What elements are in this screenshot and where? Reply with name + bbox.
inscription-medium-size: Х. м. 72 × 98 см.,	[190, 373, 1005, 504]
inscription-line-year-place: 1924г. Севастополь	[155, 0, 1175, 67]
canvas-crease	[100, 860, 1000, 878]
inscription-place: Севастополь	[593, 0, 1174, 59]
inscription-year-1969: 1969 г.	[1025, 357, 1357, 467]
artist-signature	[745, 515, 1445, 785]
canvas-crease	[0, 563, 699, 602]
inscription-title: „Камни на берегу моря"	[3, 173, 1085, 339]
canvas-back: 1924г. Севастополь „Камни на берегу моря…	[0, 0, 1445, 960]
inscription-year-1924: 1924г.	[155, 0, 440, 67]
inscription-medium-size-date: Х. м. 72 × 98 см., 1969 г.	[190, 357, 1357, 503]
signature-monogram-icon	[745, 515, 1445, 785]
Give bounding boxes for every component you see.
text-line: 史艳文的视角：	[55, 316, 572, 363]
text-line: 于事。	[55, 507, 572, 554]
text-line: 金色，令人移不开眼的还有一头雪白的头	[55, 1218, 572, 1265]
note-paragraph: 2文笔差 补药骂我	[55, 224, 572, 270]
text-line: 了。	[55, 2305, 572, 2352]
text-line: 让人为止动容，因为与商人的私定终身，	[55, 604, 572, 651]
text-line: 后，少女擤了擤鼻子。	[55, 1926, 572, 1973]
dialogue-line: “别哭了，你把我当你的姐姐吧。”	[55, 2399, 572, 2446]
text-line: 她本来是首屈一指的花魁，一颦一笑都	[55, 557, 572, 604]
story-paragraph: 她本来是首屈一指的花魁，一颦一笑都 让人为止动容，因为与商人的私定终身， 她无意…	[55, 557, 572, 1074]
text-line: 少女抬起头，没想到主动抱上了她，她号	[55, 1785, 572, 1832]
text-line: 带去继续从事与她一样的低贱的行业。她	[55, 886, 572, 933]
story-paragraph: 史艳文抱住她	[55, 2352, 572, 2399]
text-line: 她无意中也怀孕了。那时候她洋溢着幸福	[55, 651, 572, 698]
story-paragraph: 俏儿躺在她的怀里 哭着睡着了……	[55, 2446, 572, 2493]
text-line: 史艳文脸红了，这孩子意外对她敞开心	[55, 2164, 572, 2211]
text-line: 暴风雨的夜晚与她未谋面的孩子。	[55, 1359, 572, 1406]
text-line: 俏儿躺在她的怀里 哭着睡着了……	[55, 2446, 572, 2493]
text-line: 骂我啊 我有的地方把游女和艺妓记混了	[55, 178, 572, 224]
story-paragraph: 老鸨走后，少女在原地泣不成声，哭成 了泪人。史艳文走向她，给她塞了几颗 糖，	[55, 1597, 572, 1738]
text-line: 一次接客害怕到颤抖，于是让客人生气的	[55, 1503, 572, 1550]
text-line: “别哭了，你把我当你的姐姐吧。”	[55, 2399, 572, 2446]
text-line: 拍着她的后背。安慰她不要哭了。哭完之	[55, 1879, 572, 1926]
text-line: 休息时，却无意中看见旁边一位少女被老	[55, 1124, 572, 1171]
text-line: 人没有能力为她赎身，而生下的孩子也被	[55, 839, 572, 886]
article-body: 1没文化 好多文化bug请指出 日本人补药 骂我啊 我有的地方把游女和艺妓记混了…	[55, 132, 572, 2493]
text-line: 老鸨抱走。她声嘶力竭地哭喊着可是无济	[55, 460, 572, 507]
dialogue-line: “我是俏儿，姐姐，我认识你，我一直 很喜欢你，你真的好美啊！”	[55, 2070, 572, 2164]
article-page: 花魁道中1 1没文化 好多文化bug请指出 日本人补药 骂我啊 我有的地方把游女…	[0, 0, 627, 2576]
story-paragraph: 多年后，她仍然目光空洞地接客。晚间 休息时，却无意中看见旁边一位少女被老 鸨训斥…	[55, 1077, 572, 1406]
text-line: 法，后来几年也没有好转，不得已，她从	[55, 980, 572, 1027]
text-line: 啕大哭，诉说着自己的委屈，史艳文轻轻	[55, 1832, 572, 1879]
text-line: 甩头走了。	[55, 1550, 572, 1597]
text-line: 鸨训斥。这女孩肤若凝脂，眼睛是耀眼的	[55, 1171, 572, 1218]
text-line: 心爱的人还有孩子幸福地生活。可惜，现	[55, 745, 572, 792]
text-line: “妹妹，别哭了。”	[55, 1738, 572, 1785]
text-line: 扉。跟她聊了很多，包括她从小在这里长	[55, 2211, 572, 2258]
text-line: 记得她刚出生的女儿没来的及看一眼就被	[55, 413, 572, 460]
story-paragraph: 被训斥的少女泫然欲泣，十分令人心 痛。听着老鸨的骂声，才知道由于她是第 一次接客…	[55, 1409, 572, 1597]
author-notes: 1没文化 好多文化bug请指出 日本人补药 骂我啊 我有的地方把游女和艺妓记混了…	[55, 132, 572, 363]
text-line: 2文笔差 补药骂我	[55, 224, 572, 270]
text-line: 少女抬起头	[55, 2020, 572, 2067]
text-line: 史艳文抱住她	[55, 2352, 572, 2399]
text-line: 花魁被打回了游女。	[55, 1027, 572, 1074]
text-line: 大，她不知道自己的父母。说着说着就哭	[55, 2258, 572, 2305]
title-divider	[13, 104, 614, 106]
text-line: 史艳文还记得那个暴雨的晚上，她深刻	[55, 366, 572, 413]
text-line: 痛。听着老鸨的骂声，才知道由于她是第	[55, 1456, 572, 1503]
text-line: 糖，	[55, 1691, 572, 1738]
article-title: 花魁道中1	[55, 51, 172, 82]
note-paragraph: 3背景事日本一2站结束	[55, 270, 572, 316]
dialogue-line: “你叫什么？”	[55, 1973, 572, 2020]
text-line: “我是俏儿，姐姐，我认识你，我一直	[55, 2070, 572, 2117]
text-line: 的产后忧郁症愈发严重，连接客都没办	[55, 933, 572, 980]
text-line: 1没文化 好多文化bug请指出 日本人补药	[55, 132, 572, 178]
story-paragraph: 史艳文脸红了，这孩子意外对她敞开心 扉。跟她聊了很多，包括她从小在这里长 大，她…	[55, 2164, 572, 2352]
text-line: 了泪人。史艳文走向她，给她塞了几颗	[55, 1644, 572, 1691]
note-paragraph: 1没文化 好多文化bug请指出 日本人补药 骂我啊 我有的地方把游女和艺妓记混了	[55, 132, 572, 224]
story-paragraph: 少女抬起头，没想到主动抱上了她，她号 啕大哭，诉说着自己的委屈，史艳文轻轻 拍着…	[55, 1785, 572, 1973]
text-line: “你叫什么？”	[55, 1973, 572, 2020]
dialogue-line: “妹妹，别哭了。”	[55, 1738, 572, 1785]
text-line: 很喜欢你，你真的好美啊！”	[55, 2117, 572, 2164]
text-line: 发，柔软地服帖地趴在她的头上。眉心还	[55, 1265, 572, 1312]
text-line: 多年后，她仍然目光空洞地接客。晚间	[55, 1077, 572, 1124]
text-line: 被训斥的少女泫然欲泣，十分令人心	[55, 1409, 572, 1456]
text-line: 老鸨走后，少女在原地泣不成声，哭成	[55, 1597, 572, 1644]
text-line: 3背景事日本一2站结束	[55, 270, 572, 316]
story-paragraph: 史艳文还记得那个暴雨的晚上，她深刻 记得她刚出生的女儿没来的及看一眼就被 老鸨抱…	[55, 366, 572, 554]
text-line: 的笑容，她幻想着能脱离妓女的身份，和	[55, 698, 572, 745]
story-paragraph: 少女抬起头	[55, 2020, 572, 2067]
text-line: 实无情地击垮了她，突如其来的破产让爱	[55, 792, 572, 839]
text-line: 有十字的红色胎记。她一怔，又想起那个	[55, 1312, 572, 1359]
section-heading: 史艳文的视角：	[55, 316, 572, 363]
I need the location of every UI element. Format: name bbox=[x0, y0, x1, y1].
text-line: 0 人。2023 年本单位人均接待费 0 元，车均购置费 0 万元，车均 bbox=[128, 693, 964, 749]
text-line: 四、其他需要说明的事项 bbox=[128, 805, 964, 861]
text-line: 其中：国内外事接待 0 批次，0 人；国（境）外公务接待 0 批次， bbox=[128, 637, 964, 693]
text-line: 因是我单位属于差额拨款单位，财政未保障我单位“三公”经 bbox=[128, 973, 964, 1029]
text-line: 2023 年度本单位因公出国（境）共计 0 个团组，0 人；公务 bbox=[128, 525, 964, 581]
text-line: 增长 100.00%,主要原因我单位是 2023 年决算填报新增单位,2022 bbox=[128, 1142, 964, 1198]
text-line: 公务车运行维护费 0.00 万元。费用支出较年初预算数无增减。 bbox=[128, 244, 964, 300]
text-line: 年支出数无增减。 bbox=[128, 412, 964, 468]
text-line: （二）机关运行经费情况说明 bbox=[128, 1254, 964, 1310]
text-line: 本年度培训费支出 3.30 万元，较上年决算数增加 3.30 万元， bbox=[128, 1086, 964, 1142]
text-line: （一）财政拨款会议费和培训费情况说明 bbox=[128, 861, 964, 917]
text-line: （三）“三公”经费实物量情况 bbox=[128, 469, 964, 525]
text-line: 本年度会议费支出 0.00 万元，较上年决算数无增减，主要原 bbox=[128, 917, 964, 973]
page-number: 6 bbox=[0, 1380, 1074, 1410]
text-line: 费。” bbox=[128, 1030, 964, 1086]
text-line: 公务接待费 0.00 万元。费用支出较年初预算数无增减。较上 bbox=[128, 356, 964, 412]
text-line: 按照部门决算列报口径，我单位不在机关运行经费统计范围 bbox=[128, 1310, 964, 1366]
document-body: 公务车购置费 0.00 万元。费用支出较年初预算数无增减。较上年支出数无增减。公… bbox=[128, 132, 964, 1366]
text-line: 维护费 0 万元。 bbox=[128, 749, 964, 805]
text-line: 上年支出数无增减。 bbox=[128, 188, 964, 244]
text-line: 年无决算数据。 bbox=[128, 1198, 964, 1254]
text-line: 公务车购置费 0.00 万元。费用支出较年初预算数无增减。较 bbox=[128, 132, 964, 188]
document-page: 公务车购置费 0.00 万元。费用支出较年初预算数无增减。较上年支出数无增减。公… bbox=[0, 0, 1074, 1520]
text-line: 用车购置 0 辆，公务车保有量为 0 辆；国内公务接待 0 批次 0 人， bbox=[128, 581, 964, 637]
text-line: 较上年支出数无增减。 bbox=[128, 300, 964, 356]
--------------------------------------------------
**REQUIRED TASK**:
Edit the lines above, starting at the first line and ending at the line containing "651, 572, 698]", by replacing "canvas-crease" with "canvas-fold" and leaving everything else unchanged.

**ANSWER**:
What elements are in this screenshot and where? Reply with name + bbox.
inscription-medium-size: Х. м. 72 × 98 см.,	[190, 373, 1005, 504]
inscription-line-year-place: 1924г. Севастополь	[155, 0, 1175, 67]
canvas-fold	[100, 860, 1000, 878]
inscription-place: Севастополь	[593, 0, 1174, 59]
inscription-year-1969: 1969 г.	[1025, 357, 1357, 467]
artist-signature	[745, 515, 1445, 785]
canvas-fold	[0, 563, 699, 602]
inscription-title: „Камни на берегу моря"	[3, 173, 1085, 339]
canvas-back: 1924г. Севастополь „Камни на берегу моря…	[0, 0, 1445, 960]
inscription-year-1924: 1924г.	[155, 0, 440, 67]
inscription-medium-size-date: Х. м. 72 × 98 см., 1969 г.	[190, 357, 1357, 503]
signature-monogram-icon	[745, 515, 1445, 785]
Give bounding boxes for every component you see.
text-line: 史艳文的视角：	[55, 316, 572, 363]
text-line: 于事。	[55, 507, 572, 554]
text-line: 金色，令人移不开眼的还有一头雪白的头	[55, 1218, 572, 1265]
note-paragraph: 2文笔差 补药骂我	[55, 224, 572, 270]
text-line: 了。	[55, 2305, 572, 2352]
text-line: 让人为止动容，因为与商人的私定终身，	[55, 604, 572, 651]
text-line: 后，少女擤了擤鼻子。	[55, 1926, 572, 1973]
dialogue-line: “别哭了，你把我当你的姐姐吧。”	[55, 2399, 572, 2446]
text-line: 她本来是首屈一指的花魁，一颦一笑都	[55, 557, 572, 604]
story-paragraph: 她本来是首屈一指的花魁，一颦一笑都 让人为止动容，因为与商人的私定终身， 她无意…	[55, 557, 572, 1074]
text-line: 少女抬起头，没想到主动抱上了她，她号	[55, 1785, 572, 1832]
text-line: 带去继续从事与她一样的低贱的行业。她	[55, 886, 572, 933]
story-paragraph: 史艳文抱住她	[55, 2352, 572, 2399]
text-line: 她无意中也怀孕了。那时候她洋溢着幸福	[55, 651, 572, 698]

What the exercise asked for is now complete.